- **STATED TASK**
Exact reproduction of the data is required, with images excluded.
━━━━━━━━━━
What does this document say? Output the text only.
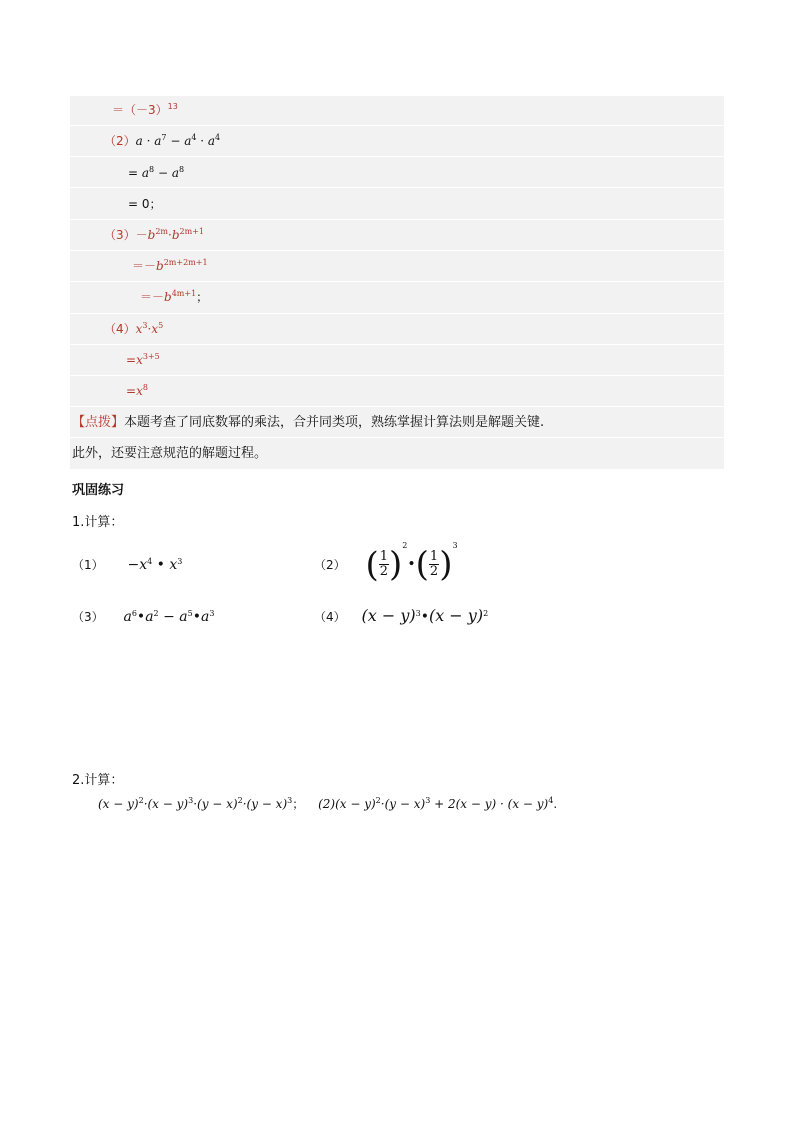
$=(-3)^{13}$
$(2)a \cdot a^7 - a^4 \cdot a^4$
= $a^8 - a^8$
= 0；
$(3)-b^{2m}\cdot b^{2m+1}$
$=-b^{2m+2m+1}$
$=-b^{4m+1}$；
$(4)x^3\cdot x^5$
$=x^{3+5}$
$=x^8$
【点拨】本题考查了同底数幂的乘法，合并同类项，熟练掌握计算法则是解题关键.
此外，还要注意规范的解题过程。
巩固练习
1.计算：
$(1) -x^4$ • $x^3$	（2） ( $\frac{1}{2}$ )$^2$•( $\frac{1}{2} )^3$
（3） $a^6•a^2$ − $a^5•a^3$	（4） $(x - y)^3•(x - y)^2$
2.计算：
$(x - y)^2\cdot(x - y)^3\cdot(y - x)^2\cdot(y - x)^3$； $(2)(x - y)^2\cdot(y - x)^3 + 2(x - y) \cdot (x - y)^4$.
━━━━━━━━━━
- **THE OUTPUT**
What does this document say? Output the text only.
$=(-3)^{13}$
$(2)a \cdot a^7 - a^4 \cdot a^4$
= $a^8 - a^8$
= 0；
$(3)-b^{2m}\cdot b^{2m+1}$
$=-b^{2m+2m+1}$
$=-b^{4m+1}$；
$(4)x^3\cdot x^5$
$=x^{3+5}$
$=x^8$
【点拨】本题考查了同底数幂的乘法，合并同类项，熟练掌握计算法则是解题关键.
此外，还要注意规范的解题过程。
巩固练习
1.计算：
$(1) -x^4$ • $x^3$	（2） ( $\frac{1}{2}$ )$^2$•( $\frac{1}{2} )^3$
（3） $a^6•a^2$ − $a^5•a^3$	（4） $(x - y)^3•(x - y)^2$
2.计算：
$(x - y)^2\cdot(x - y)^3\cdot(y - x)^2\cdot(y - x)^3$； $(2)(x - y)^2\cdot(y - x)^3 + 2(x - y) \cdot (x - y)^4$.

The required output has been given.